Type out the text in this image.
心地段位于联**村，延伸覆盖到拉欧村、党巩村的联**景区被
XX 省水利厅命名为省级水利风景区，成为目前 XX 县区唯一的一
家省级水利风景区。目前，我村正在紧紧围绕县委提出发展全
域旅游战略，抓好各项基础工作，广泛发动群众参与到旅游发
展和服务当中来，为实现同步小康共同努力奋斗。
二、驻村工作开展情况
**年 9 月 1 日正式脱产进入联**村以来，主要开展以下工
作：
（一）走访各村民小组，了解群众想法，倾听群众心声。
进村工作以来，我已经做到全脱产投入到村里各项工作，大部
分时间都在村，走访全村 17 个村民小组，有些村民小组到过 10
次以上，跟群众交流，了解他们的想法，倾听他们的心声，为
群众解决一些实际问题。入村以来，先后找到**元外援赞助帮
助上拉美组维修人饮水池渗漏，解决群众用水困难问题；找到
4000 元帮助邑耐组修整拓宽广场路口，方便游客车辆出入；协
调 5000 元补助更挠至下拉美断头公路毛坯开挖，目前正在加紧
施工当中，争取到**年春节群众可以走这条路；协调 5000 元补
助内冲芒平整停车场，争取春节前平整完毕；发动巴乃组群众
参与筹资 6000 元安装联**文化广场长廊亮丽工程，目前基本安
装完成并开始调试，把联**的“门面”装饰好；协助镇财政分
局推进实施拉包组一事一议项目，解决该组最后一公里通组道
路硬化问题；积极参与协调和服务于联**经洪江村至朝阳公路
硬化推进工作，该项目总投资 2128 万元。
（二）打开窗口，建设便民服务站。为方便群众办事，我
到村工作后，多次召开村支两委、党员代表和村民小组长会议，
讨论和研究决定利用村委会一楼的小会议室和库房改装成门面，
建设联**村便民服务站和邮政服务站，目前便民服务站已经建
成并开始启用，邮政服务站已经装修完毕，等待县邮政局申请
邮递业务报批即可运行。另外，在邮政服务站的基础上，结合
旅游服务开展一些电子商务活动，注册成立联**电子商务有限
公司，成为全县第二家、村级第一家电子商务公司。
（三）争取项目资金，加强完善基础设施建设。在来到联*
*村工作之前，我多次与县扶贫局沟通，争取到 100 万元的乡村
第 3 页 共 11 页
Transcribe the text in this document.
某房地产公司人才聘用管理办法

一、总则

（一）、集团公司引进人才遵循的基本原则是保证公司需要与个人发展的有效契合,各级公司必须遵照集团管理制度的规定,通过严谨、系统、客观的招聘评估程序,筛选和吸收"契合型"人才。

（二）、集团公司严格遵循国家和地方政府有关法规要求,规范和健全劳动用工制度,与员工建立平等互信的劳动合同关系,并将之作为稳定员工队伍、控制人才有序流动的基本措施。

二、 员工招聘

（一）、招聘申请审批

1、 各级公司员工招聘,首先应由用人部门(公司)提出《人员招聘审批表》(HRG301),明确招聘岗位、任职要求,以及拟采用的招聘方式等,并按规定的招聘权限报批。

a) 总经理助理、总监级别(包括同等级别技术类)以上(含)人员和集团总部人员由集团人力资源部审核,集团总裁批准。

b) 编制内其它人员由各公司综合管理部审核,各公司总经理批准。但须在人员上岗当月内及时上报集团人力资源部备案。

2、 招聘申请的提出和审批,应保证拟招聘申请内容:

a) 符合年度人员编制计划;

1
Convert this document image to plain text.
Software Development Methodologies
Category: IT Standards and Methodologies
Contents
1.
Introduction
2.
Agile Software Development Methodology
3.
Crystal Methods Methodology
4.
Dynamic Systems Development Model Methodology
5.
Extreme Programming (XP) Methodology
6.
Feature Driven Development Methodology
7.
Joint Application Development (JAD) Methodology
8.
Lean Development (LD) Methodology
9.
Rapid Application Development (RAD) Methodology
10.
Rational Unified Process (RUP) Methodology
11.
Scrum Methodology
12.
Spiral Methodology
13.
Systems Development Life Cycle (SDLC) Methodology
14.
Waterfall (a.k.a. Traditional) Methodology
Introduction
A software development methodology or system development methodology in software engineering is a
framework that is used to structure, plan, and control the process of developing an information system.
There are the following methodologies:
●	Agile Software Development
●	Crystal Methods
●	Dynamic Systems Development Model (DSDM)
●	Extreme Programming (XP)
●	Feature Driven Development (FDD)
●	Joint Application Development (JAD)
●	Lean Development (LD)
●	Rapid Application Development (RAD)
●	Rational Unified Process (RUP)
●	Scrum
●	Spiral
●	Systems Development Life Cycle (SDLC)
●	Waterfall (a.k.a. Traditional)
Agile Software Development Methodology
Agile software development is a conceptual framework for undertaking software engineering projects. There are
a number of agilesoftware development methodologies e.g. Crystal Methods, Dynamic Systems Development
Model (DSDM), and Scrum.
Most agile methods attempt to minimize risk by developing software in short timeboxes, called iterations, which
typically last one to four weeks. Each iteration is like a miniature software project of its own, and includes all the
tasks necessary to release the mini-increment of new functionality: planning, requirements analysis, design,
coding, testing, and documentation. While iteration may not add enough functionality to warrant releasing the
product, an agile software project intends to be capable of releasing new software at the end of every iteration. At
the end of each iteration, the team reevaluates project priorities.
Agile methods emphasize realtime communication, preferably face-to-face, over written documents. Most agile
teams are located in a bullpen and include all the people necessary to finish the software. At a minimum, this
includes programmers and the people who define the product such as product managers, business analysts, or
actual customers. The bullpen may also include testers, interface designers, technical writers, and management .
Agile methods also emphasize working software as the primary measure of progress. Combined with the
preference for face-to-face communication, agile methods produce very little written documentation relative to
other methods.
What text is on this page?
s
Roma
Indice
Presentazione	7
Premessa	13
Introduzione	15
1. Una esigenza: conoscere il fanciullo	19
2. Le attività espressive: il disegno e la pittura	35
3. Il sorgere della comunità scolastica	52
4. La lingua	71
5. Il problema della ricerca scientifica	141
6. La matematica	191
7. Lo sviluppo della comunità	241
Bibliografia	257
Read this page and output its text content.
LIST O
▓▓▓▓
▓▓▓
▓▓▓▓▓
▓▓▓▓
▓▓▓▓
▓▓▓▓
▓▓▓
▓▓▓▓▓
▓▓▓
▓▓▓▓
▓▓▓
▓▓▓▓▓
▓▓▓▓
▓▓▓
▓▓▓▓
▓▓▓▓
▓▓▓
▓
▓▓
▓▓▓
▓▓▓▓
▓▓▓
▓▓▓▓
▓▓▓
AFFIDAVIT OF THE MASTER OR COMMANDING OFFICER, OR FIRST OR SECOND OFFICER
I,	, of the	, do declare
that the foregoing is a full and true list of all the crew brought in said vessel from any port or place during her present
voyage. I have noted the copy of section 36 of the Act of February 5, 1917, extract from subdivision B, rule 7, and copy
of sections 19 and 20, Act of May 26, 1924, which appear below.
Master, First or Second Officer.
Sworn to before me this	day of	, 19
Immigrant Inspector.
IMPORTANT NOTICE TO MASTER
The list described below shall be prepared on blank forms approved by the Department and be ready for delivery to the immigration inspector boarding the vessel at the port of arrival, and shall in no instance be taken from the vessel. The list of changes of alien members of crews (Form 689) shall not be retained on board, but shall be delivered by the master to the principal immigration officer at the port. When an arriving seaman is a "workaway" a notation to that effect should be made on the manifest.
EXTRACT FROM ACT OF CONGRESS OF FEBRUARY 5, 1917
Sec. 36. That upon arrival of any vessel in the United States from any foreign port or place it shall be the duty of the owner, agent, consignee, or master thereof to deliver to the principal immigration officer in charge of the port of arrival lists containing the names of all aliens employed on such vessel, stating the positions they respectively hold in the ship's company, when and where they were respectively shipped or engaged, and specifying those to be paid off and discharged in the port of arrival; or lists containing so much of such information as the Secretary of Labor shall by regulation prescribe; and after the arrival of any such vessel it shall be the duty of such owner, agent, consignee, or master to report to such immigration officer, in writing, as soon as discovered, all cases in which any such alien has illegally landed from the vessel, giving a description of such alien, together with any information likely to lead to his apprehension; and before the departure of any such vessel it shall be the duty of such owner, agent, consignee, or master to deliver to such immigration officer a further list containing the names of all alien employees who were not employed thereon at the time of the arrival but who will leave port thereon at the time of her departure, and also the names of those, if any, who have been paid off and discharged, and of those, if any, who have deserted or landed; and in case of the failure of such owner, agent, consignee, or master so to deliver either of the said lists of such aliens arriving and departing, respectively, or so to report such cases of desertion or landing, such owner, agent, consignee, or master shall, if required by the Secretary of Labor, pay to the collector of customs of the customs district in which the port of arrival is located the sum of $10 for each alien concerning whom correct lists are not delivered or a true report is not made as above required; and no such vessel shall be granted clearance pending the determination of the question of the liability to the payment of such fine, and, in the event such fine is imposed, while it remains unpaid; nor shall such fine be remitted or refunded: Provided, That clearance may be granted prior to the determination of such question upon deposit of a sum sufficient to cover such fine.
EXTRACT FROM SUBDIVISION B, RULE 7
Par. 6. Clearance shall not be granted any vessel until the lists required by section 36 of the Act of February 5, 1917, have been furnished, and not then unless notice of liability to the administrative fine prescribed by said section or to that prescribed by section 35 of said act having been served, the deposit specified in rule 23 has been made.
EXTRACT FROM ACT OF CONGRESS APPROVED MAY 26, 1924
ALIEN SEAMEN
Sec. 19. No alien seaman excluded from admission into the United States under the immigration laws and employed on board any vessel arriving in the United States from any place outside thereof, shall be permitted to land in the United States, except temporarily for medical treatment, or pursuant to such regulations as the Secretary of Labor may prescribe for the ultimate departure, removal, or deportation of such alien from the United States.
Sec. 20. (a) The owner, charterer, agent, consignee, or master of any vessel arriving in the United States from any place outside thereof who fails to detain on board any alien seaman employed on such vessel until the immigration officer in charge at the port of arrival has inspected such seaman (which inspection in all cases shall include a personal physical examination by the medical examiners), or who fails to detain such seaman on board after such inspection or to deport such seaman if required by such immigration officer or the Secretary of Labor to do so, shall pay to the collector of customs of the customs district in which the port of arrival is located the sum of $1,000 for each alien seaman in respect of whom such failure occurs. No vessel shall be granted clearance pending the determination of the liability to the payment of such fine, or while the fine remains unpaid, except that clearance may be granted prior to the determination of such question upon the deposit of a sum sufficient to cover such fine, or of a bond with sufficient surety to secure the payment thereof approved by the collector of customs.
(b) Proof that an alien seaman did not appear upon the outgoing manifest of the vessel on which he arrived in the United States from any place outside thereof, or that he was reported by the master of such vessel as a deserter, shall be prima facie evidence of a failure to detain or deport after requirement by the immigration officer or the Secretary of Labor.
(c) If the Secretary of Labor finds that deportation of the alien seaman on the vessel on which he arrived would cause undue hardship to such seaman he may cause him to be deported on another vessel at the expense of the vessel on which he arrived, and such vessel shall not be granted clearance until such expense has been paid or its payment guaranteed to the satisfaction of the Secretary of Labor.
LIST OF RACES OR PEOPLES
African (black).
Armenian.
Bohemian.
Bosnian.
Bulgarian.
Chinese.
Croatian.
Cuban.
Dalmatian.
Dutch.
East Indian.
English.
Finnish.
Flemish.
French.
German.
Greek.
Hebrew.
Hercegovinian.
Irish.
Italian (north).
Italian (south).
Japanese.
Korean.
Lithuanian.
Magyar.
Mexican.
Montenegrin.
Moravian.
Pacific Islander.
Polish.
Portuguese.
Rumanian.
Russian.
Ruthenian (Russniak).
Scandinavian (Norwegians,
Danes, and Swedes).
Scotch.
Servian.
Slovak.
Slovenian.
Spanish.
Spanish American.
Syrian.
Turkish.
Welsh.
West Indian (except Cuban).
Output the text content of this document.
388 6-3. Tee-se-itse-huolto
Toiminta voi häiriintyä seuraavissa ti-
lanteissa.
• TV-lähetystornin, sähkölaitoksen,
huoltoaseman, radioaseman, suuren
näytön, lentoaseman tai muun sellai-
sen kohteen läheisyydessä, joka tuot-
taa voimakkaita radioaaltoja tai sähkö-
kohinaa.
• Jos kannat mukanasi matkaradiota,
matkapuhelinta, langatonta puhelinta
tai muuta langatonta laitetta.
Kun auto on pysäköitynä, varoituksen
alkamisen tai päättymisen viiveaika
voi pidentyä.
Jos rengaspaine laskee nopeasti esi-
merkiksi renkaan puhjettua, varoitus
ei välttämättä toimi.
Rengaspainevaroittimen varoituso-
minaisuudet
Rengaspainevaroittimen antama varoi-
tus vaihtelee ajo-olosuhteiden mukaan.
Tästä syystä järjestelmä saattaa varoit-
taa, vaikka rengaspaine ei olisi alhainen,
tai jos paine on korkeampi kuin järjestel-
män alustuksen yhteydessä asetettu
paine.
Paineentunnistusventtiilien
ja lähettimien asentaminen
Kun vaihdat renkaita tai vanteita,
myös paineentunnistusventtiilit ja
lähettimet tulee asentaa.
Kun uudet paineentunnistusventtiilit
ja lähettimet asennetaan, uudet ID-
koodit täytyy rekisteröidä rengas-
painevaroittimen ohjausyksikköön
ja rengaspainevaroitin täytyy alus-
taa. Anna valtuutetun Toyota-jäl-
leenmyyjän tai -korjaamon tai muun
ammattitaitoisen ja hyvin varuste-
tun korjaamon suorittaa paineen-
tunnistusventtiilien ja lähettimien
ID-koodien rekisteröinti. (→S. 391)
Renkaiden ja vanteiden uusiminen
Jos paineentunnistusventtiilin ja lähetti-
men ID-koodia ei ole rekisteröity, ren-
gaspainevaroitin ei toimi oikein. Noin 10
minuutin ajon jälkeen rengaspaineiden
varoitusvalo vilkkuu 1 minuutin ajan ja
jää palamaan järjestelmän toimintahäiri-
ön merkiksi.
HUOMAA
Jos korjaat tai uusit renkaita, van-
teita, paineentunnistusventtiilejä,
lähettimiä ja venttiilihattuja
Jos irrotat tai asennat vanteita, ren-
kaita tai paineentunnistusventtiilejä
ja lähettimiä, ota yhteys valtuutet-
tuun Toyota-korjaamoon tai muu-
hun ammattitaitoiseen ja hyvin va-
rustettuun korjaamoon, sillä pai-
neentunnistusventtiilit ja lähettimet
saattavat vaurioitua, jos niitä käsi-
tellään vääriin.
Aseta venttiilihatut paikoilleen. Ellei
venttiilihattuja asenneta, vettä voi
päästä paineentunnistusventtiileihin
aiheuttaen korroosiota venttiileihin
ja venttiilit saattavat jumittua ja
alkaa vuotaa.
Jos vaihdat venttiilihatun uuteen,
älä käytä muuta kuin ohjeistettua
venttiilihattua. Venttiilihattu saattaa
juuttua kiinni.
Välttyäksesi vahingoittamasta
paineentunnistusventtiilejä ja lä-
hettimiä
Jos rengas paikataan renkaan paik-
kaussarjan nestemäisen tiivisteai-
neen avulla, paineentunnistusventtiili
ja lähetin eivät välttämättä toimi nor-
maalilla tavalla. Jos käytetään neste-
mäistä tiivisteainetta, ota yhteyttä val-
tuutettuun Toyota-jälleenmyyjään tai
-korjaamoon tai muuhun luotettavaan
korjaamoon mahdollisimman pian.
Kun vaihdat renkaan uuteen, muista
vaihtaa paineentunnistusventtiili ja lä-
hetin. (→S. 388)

***

• [AIM]
Across the material above, how many lines include the string "venttiilihattuja"? Only the number is wanted.

• [WRITTEN RESPONSE]
2